### Directions for this task:
Comb through the entries for "поведения" and pull out each line that holds it.

### Data rows:
====

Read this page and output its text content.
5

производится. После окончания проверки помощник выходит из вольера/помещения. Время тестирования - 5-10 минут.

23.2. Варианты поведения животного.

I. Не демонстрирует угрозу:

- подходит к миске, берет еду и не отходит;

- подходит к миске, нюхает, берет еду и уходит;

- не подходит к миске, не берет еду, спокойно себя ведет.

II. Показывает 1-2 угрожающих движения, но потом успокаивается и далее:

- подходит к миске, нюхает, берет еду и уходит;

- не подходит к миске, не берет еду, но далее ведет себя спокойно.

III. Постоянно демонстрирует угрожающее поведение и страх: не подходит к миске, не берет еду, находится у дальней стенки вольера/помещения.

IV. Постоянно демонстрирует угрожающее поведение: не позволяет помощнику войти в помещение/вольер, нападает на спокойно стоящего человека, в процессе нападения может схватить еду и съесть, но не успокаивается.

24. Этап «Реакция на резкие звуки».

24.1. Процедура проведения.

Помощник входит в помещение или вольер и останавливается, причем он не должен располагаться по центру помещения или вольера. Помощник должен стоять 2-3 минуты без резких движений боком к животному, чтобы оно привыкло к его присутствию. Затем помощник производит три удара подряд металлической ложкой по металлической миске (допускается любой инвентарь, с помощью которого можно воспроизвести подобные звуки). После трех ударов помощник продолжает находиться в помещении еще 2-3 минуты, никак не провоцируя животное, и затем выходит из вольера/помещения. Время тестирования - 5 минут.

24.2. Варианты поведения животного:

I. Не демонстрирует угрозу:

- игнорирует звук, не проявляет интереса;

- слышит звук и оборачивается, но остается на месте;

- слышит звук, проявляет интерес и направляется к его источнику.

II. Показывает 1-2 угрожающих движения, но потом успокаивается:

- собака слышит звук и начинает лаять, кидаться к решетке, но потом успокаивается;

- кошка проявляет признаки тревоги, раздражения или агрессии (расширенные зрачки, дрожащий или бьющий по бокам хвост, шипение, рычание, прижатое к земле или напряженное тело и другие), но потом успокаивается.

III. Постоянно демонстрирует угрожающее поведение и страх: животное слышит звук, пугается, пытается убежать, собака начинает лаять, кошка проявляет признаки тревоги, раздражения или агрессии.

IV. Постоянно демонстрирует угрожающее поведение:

====

### Solution to this problem:
23.2. Варианты поведения животного.
24.2. Варианты поведения животного:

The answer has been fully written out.